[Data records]
········
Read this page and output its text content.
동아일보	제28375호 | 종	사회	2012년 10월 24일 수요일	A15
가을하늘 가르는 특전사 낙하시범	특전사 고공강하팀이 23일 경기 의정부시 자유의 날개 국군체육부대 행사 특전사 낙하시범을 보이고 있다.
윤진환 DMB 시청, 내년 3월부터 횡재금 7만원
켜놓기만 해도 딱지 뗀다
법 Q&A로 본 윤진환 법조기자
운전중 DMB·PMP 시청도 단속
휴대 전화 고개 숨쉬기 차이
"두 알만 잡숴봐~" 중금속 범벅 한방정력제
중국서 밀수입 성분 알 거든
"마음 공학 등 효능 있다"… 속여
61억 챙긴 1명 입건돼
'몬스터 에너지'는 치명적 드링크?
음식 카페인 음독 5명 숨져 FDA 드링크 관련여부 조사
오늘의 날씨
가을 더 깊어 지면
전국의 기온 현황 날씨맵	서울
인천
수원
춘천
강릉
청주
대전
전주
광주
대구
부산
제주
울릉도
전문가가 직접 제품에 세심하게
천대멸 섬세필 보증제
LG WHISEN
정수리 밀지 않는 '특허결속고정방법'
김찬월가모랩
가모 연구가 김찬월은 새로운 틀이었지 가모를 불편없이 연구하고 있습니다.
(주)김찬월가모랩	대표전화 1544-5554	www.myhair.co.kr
········
- **WHAT YOU SHOULD DO**: Go through the material above and copy each line that has the word "김찬월가모랩".

- **COMPLETE RESPONSE**:
김찬월가모랩
(주)김찬월가모랩	대표전화 1544-5554	www.myhair.co.kr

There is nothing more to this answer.